* **Recorded data**:
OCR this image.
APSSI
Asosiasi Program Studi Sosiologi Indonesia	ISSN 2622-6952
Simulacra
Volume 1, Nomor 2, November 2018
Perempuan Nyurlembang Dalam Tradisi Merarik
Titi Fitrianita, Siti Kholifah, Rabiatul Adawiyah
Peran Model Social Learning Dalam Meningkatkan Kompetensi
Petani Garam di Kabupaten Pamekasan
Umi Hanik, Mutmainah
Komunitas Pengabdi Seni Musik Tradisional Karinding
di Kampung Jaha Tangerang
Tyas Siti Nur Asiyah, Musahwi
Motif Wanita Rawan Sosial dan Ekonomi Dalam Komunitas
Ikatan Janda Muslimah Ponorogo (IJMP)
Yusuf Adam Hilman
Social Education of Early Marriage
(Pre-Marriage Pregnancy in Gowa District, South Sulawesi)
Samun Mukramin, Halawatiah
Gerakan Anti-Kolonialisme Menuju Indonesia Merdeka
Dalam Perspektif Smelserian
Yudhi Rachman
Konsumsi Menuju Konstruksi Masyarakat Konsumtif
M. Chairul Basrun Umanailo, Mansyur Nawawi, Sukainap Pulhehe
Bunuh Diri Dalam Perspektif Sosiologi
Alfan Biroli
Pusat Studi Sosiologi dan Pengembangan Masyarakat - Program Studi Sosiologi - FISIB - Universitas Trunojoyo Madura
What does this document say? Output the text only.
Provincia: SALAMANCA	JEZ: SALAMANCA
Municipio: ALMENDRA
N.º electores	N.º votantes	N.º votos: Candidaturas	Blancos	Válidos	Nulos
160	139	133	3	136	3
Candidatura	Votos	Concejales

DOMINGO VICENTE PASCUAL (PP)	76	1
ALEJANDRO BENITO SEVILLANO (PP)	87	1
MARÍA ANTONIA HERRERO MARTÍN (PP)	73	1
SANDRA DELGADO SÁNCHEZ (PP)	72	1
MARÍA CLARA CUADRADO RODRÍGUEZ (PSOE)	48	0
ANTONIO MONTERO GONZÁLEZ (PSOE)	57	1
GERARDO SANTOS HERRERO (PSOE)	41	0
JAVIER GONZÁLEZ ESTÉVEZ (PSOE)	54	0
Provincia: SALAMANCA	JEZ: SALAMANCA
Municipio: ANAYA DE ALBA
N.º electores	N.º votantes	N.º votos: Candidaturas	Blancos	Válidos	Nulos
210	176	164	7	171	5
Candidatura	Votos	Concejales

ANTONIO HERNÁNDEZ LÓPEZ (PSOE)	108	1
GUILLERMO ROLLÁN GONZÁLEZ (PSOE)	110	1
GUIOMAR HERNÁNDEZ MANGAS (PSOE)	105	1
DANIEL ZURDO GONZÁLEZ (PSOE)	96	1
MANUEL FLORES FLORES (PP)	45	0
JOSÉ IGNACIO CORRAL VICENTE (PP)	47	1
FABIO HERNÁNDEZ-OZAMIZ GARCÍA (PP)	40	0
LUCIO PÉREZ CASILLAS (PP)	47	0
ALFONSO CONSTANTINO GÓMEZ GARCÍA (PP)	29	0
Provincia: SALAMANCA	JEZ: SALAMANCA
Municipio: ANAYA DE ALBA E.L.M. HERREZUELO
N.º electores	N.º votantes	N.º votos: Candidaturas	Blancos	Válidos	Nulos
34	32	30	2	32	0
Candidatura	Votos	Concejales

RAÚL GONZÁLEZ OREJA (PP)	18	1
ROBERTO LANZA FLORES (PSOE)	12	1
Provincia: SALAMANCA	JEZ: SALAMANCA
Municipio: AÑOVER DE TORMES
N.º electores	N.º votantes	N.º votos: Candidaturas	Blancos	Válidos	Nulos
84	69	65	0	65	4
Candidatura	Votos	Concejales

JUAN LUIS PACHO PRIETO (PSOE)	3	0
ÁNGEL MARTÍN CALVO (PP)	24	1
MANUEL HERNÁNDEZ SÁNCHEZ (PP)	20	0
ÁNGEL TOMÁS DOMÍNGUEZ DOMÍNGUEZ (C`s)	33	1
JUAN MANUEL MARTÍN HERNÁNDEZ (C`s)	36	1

* **Given exercise**:
Say how many lines have the string "MANUEL" in them, offering no words beyond the number.

* **Task answer**:
3